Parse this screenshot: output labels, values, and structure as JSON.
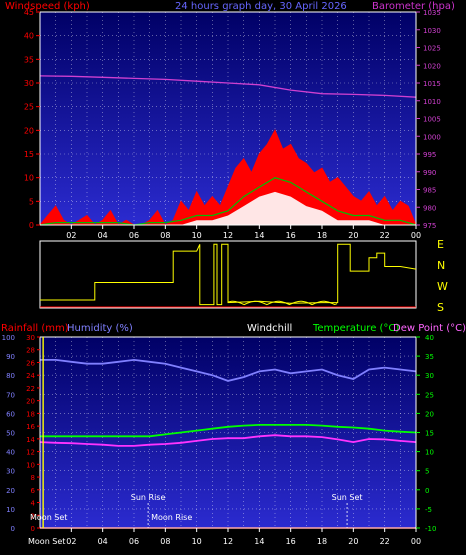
{
  "titles": {
    "windspeed": "Windspeed (kph)",
    "graph_title": "24 hours graph day, 30 April 2026",
    "barometer": "Barometer (hpa)",
    "rainfall": "Rainfall (mm)",
    "humidity": "Humidity (%)",
    "windchill": "Windchill",
    "temperature": "Temperature (°C)",
    "dewpoint": "Dew Point (°C)"
  },
  "colors": {
    "plot_bg_top": "#000066",
    "plot_bg_bottom": "#2b2bd0",
    "wind_gust": "#ff0000",
    "wind_avg": "#ffffff",
    "wind_green": "#00c000",
    "barometer": "#d040d0",
    "direction": "#ffff00",
    "humidity": "#8080ff",
    "temperature": "#00ff00",
    "dewpoint": "#ff33ff",
    "rainfall": "#ff0000"
  },
  "compass": [
    "E",
    "N",
    "W",
    "S"
  ],
  "astro": {
    "moon_set": "Moon Set",
    "sun_rise": "Sun Rise",
    "moon_rise": "Moon Rise",
    "sun_set": "Sun Set",
    "moon_set_hour": 0.2,
    "sun_rise_hour": 6.9,
    "moon_rise_hour": 6.9,
    "sun_set_hour": 19.6
  },
  "chart_data": [
    {
      "type": "area",
      "name": "wind-barometer",
      "x_ticks": [
        "02",
        "04",
        "06",
        "08",
        "10",
        "12",
        "14",
        "16",
        "18",
        "20",
        "22",
        "00"
      ],
      "xlim": [
        0,
        24
      ],
      "y_left": {
        "label": "Windspeed (kph)",
        "ylim": [
          0,
          45
        ],
        "ticks": [
          "0",
          "5",
          "10",
          "15",
          "20",
          "25",
          "30",
          "35",
          "40",
          "45"
        ]
      },
      "y_right": {
        "label": "Barometer (hpa)",
        "ylim": [
          975,
          1035
        ],
        "ticks": [
          "975",
          "980",
          "985",
          "990",
          "995",
          "1000",
          "1005",
          "1010",
          "1015",
          "1020",
          "1025",
          "1030",
          "1035"
        ]
      },
      "wind_gust": {
        "x": [
          0,
          0.5,
          1,
          1.5,
          2,
          2.5,
          3,
          3.5,
          4,
          4.5,
          5,
          5.5,
          6,
          6.5,
          7,
          7.5,
          8,
          8.5,
          9,
          9.5,
          10,
          10.5,
          11,
          11.5,
          12,
          12.5,
          13,
          13.5,
          14,
          14.5,
          15,
          15.5,
          16,
          16.5,
          17,
          17.5,
          18,
          18.5,
          19,
          19.5,
          20,
          20.5,
          21,
          21.5,
          22,
          22.5,
          23,
          23.5,
          24
        ],
        "values": [
          0,
          2,
          4,
          1,
          0,
          1,
          2,
          0,
          1,
          3,
          0,
          1,
          0,
          0,
          1,
          3,
          0,
          1,
          5,
          3,
          7,
          4,
          6,
          4,
          8,
          12,
          14,
          11,
          15,
          17,
          20,
          16,
          17,
          14,
          13,
          11,
          12,
          9,
          10,
          8,
          6,
          5,
          7,
          4,
          6,
          3,
          5,
          4,
          0
        ]
      },
      "wind_avg": {
        "x": [
          0,
          1,
          2,
          3,
          4,
          5,
          6,
          7,
          8,
          9,
          10,
          11,
          12,
          13,
          14,
          15,
          16,
          17,
          18,
          19,
          20,
          21,
          22,
          23,
          24
        ],
        "values": [
          0,
          0,
          0,
          0,
          0,
          0,
          0,
          0,
          0,
          0,
          1,
          1,
          2,
          4,
          6,
          7,
          6,
          4,
          3,
          1,
          1,
          1,
          0,
          0,
          0
        ]
      },
      "wind_green": {
        "x": [
          0,
          1,
          2,
          3,
          4,
          5,
          6,
          7,
          8,
          9,
          10,
          11,
          12,
          13,
          14,
          15,
          16,
          17,
          18,
          19,
          20,
          21,
          22,
          23,
          24
        ],
        "values": [
          0,
          0.5,
          0.5,
          0.5,
          0.5,
          0.5,
          0,
          0.5,
          0.5,
          1,
          2,
          2,
          3,
          6,
          8,
          10,
          9,
          7,
          5,
          3,
          2,
          2,
          1,
          1,
          0
        ]
      },
      "barometer": {
        "x": [
          0,
          2,
          4,
          6,
          8,
          10,
          12,
          14,
          16,
          18,
          20,
          22,
          24
        ],
        "values": [
          1017,
          1016.9,
          1016.6,
          1016.3,
          1016,
          1015.5,
          1015,
          1014.5,
          1013,
          1012,
          1011.8,
          1011.5,
          1011
        ]
      }
    },
    {
      "type": "line",
      "name": "wind-direction",
      "x_ticks": [
        "02",
        "04",
        "06",
        "08",
        "10",
        "12",
        "14",
        "16",
        "18",
        "20",
        "22",
        "00"
      ],
      "xlim": [
        0,
        24
      ],
      "compass_labels": [
        "E",
        "N",
        "W",
        "S"
      ],
      "direction": {
        "x": [
          0,
          3.5,
          3.5,
          8.5,
          8.5,
          10,
          10.2,
          10.2,
          11.1,
          11.1,
          11.3,
          11.3,
          11.6,
          11.6,
          12,
          12,
          14,
          16,
          18,
          19,
          19,
          19.8,
          19.8,
          21,
          21,
          21.5,
          21.5,
          22,
          22,
          23,
          24
        ],
        "values": [
          0.12,
          0.12,
          0.38,
          0.38,
          0.85,
          0.85,
          0.95,
          0.05,
          0.05,
          0.95,
          0.95,
          0.05,
          0.05,
          0.95,
          0.95,
          0.08,
          0.1,
          0.07,
          0.08,
          0.08,
          0.95,
          0.95,
          0.55,
          0.55,
          0.75,
          0.75,
          0.82,
          0.82,
          0.62,
          0.62,
          0.58
        ]
      }
    },
    {
      "type": "line",
      "name": "temp-humidity-rain",
      "x_ticks": [
        "Moon Set",
        "02",
        "04",
        "06",
        "08",
        "10",
        "12",
        "14",
        "16",
        "18",
        "20",
        "22",
        "00"
      ],
      "xlim": [
        0,
        24
      ],
      "y_humidity": {
        "label": "Humidity (%)",
        "ylim": [
          0,
          100
        ],
        "ticks": [
          "0",
          "10",
          "20",
          "30",
          "40",
          "50",
          "60",
          "70",
          "80",
          "90",
          "100"
        ]
      },
      "y_rain": {
        "label": "Rainfall (mm)",
        "ylim": [
          0,
          30
        ],
        "ticks": [
          "0",
          "2",
          "4",
          "6",
          "8",
          "10",
          "12",
          "14",
          "16",
          "18",
          "20",
          "22",
          "24",
          "26",
          "28",
          "30"
        ]
      },
      "y_temp": {
        "label": "Temperature (°C)",
        "ylim": [
          -10,
          40
        ],
        "ticks": [
          "-10",
          "-5",
          "0",
          "5",
          "10",
          "15",
          "20",
          "25",
          "30",
          "35",
          "40"
        ]
      },
      "humidity": {
        "x": [
          0,
          1,
          2,
          3,
          4,
          5,
          6,
          7,
          8,
          9,
          10,
          11,
          12,
          13,
          14,
          15,
          16,
          17,
          18,
          19,
          20,
          21,
          22,
          23,
          24
        ],
        "values": [
          88,
          88,
          87,
          86,
          86,
          87,
          88,
          87,
          86,
          84,
          82,
          80,
          77,
          79,
          82,
          83,
          81,
          82,
          83,
          80,
          78,
          83,
          84,
          83,
          82
        ]
      },
      "temperature": {
        "x": [
          0,
          1,
          2,
          3,
          4,
          5,
          6,
          7,
          8,
          9,
          10,
          11,
          12,
          13,
          14,
          15,
          16,
          17,
          18,
          19,
          20,
          21,
          22,
          23,
          24
        ],
        "values": [
          14,
          14,
          14,
          14,
          14,
          14,
          14,
          14,
          14.5,
          15,
          15.5,
          16,
          16.5,
          16.8,
          17,
          17,
          17,
          17,
          16.8,
          16.5,
          16.3,
          16,
          15.5,
          15.2,
          15
        ]
      },
      "dewpoint": {
        "x": [
          0,
          1,
          2,
          3,
          4,
          5,
          6,
          7,
          8,
          9,
          10,
          11,
          12,
          13,
          14,
          15,
          16,
          17,
          18,
          19,
          20,
          21,
          22,
          23,
          24
        ],
        "values": [
          12.5,
          12.3,
          12.2,
          12,
          11.8,
          11.5,
          11.5,
          11.8,
          12,
          12.3,
          12.8,
          13.3,
          13.5,
          13.5,
          14,
          14.3,
          14,
          14,
          13.8,
          13.2,
          12.5,
          13.3,
          13.2,
          12.8,
          12.5
        ]
      },
      "rainfall": {
        "x": [
          0,
          24
        ],
        "values": [
          0,
          0
        ]
      }
    }
  ]
}
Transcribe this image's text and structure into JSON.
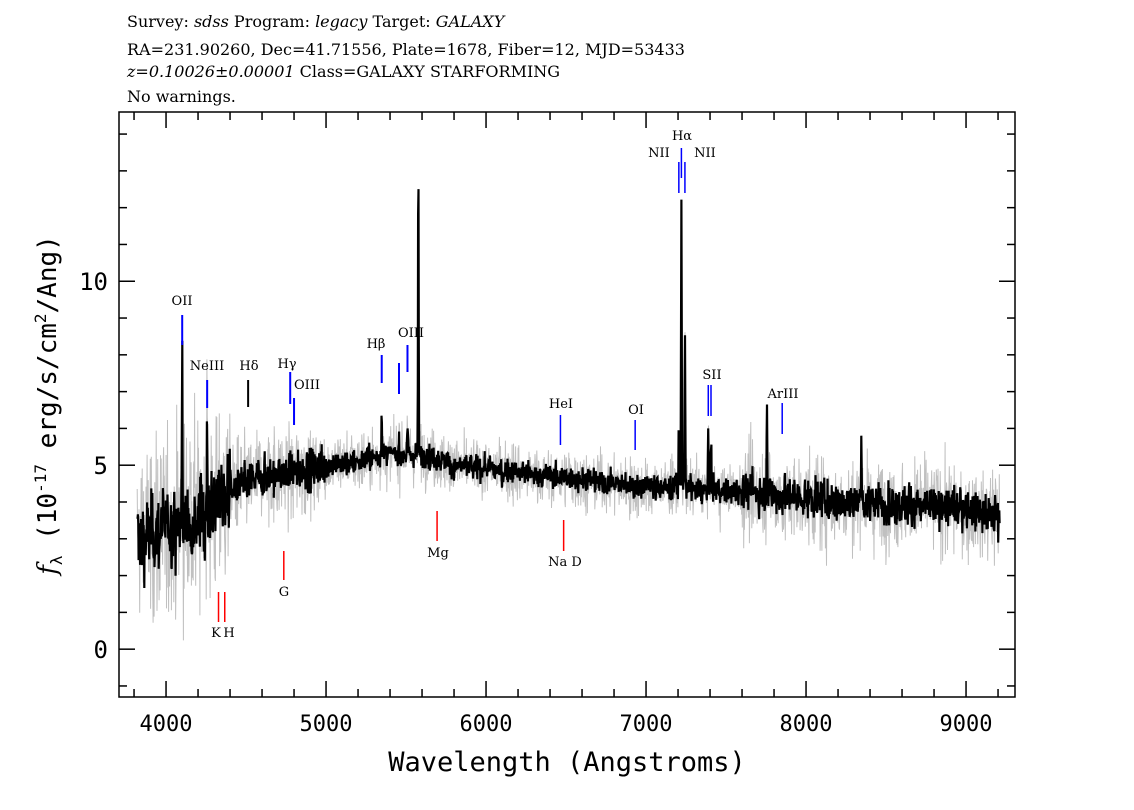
{
  "header": {
    "survey_label": "Survey:",
    "survey": "sdss",
    "program_label": "Program:",
    "program": "legacy",
    "target_label": "Target:",
    "target": "GALAXY",
    "line2": "RA=231.90260, Dec=41.71556, Plate=1678, Fiber=12, MJD=53433",
    "redshift": "z=0.10026±0.00001",
    "class": "Class=GALAXY STARFORMING",
    "warnings": "No warnings."
  },
  "chart_data": {
    "type": "line",
    "xlabel": "Wavelength (Angstroms)",
    "ylabel": "f_λ (10^-17 erg/s/cm^2/Ang)",
    "xlim": [
      3706,
      9306
    ],
    "ylim": [
      -1.3,
      14.6
    ],
    "xticks": [
      4000,
      5000,
      6000,
      7000,
      8000,
      9000
    ],
    "yticks": [
      0,
      5,
      10
    ],
    "grid": false,
    "series": [
      {
        "role": "smoothed flux",
        "color": "#000000",
        "continuum_x": [
          3820,
          4000,
          4200,
          4400,
          4600,
          4800,
          5000,
          5200,
          5400,
          5600,
          5800,
          6000,
          6200,
          6400,
          6600,
          6800,
          7000,
          7200,
          7400,
          7600,
          7800,
          8000,
          8200,
          8400,
          8600,
          8800,
          9000,
          9200
        ],
        "continuum_y": [
          3.0,
          3.3,
          3.6,
          4.3,
          4.7,
          4.8,
          5.0,
          5.1,
          5.3,
          5.3,
          5.0,
          4.9,
          4.8,
          4.7,
          4.6,
          4.5,
          4.4,
          4.4,
          4.3,
          4.3,
          4.2,
          4.1,
          4.0,
          4.0,
          3.9,
          3.9,
          3.8,
          3.6
        ],
        "peaks": [
          {
            "x": 4101,
            "y": 7.8
          },
          {
            "x": 4257,
            "y": 6.1
          },
          {
            "x": 5348,
            "y": 6.6
          },
          {
            "x": 5456,
            "y": 5.8
          },
          {
            "x": 5509,
            "y": 6.0
          },
          {
            "x": 5577,
            "y": 13.0
          },
          {
            "x": 7205,
            "y": 6.0
          },
          {
            "x": 7221,
            "y": 12.2
          },
          {
            "x": 7243,
            "y": 8.8
          },
          {
            "x": 7389,
            "y": 6.0
          },
          {
            "x": 7406,
            "y": 5.8
          },
          {
            "x": 7756,
            "y": 6.8
          },
          {
            "x": 8345,
            "y": 6.1
          }
        ]
      },
      {
        "role": "raw flux",
        "color": "#c0c0c0"
      }
    ],
    "line_markers": [
      {
        "label": "OII",
        "wavelength": 4101,
        "color": "#0000ff",
        "type": "emission"
      },
      {
        "label": "NeIII",
        "wavelength": 4257,
        "color": "#0000ff",
        "type": "emission"
      },
      {
        "label": "Hδ",
        "wavelength": 4513,
        "color": "#000000",
        "type": "emission"
      },
      {
        "label": "Hγ",
        "wavelength": 4776,
        "color": "#0000ff",
        "type": "emission"
      },
      {
        "label": "OIII",
        "wavelength": 4800,
        "color": "#0000ff",
        "type": "emission"
      },
      {
        "label": "Hβ",
        "wavelength": 5348,
        "color": "#0000ff",
        "type": "emission"
      },
      {
        "label": "",
        "wavelength": 5456,
        "color": "#0000ff",
        "type": "emission"
      },
      {
        "label": "OIII",
        "wavelength": 5509,
        "color": "#0000ff",
        "type": "emission"
      },
      {
        "label": "HeI",
        "wavelength": 6465,
        "color": "#0000ff",
        "type": "emission"
      },
      {
        "label": "OI",
        "wavelength": 6932,
        "color": "#0000ff",
        "type": "emission"
      },
      {
        "label": "NII",
        "wavelength": 7205,
        "color": "#0000ff",
        "type": "emission"
      },
      {
        "label": "Hα",
        "wavelength": 7221,
        "color": "#0000ff",
        "type": "emission"
      },
      {
        "label": "NII",
        "wavelength": 7243,
        "color": "#0000ff",
        "type": "emission"
      },
      {
        "label": "SII",
        "wavelength": 7389,
        "color": "#0000ff",
        "type": "emission"
      },
      {
        "label": "",
        "wavelength": 7406,
        "color": "#0000ff",
        "type": "emission"
      },
      {
        "label": "ArIII",
        "wavelength": 7851,
        "color": "#0000ff",
        "type": "emission"
      },
      {
        "label": "K",
        "wavelength": 4328,
        "color": "#ff0000",
        "type": "absorption"
      },
      {
        "label": "H",
        "wavelength": 4367,
        "color": "#ff0000",
        "type": "absorption"
      },
      {
        "label": "G",
        "wavelength": 4736,
        "color": "#ff0000",
        "type": "absorption"
      },
      {
        "label": "Mg",
        "wavelength": 5694,
        "color": "#ff0000",
        "type": "absorption"
      },
      {
        "label": "Na D",
        "wavelength": 6485,
        "color": "#ff0000",
        "type": "absorption"
      }
    ]
  }
}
_ _ _
Instruction.
Go through the preceding material and copy each line that has the word "Windspeed".

Output of the exercise.
    "windspeed": "Windspeed (kph)",
        "label": "Windspeed (kph)",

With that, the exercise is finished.